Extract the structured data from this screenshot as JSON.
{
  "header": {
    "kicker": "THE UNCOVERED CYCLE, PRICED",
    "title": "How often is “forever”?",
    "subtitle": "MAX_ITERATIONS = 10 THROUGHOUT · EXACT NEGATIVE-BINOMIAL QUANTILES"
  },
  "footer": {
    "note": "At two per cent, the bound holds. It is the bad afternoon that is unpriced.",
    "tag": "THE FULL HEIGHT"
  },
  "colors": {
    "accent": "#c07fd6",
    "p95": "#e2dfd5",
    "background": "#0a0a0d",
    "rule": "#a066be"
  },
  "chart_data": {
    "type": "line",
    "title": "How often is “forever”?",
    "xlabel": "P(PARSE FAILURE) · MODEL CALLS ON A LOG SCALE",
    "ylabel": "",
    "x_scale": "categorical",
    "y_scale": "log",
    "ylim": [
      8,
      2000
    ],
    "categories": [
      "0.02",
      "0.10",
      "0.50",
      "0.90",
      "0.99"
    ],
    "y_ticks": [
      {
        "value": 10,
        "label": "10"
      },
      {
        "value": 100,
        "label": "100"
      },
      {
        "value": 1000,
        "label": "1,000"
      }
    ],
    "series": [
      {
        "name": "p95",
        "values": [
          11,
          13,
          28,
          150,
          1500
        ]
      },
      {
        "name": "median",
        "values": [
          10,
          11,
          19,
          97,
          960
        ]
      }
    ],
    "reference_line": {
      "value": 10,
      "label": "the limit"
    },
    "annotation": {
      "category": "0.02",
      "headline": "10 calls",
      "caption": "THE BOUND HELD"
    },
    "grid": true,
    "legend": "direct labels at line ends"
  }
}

---

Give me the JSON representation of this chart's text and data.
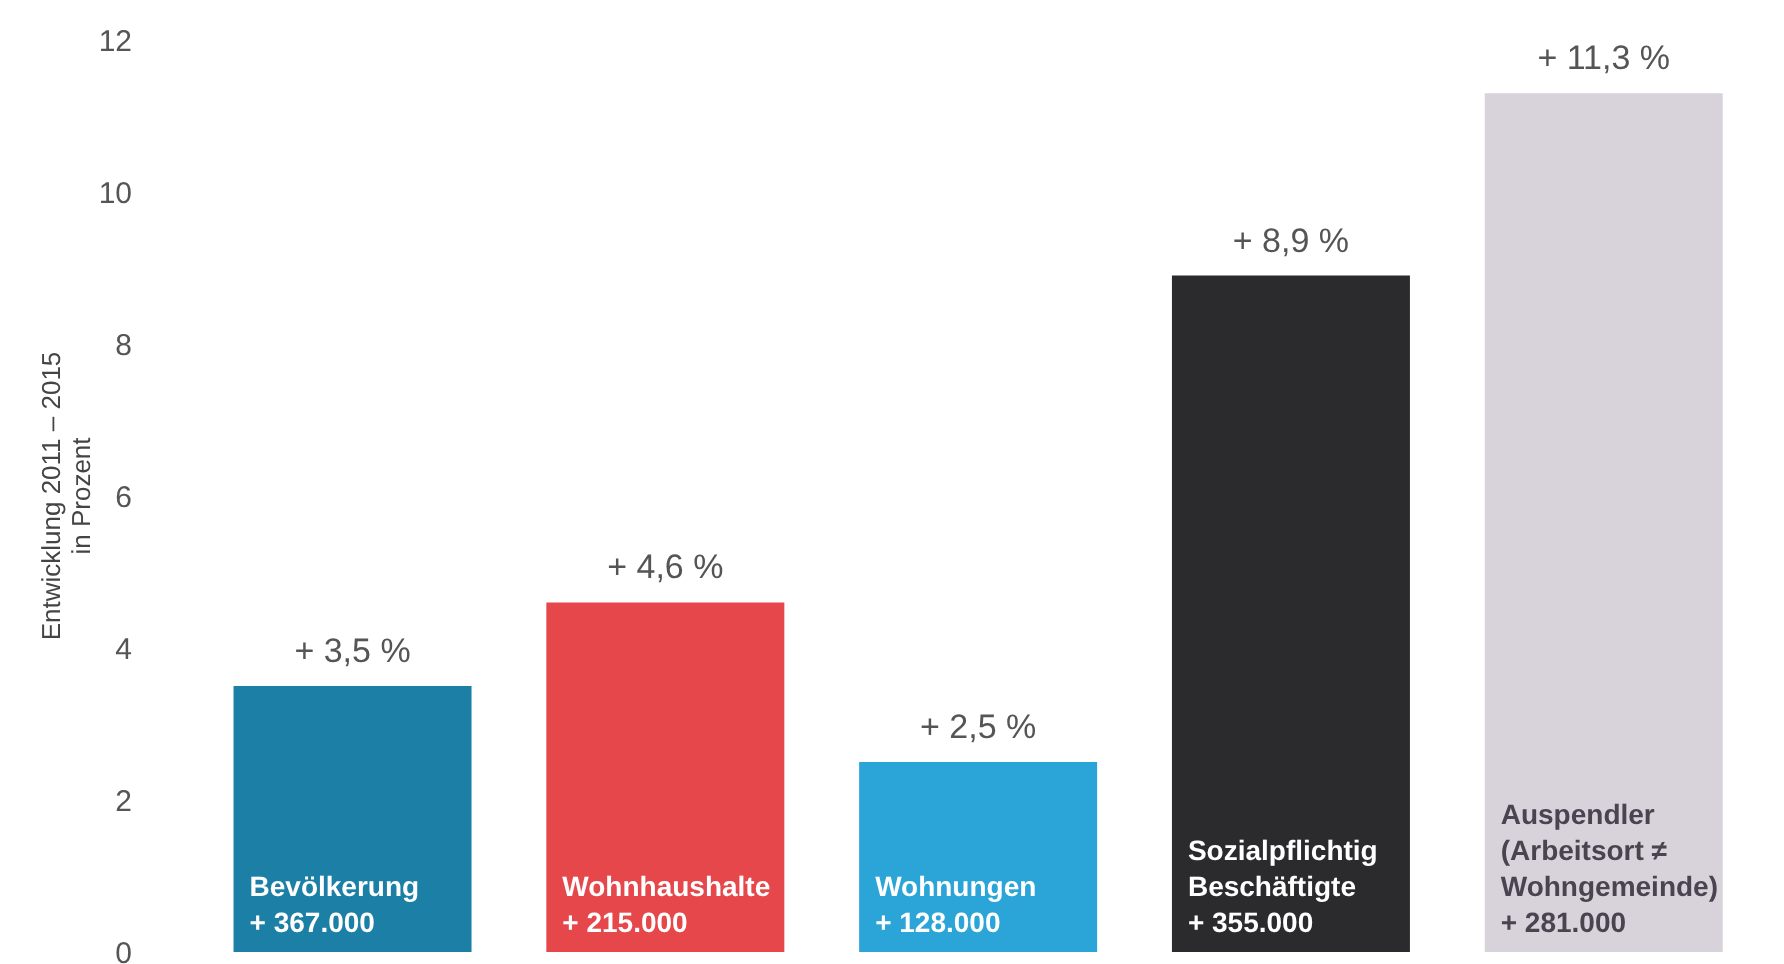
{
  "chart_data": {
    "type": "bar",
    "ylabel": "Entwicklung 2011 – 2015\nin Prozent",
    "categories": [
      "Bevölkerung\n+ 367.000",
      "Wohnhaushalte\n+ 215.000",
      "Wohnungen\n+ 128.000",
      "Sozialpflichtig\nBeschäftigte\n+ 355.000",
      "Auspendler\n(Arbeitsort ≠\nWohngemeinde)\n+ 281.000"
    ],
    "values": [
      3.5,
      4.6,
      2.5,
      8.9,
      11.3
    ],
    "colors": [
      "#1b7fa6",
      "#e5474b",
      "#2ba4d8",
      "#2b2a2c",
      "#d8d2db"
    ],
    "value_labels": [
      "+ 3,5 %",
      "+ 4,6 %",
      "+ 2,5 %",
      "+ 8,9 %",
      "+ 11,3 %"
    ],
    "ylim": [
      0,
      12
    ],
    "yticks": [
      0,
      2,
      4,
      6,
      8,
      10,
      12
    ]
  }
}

__THE REQUEST__: Determine the number of lines in the records that include the string "JSON", and respond with that number only.

__EXPECTED ANSWER__: 2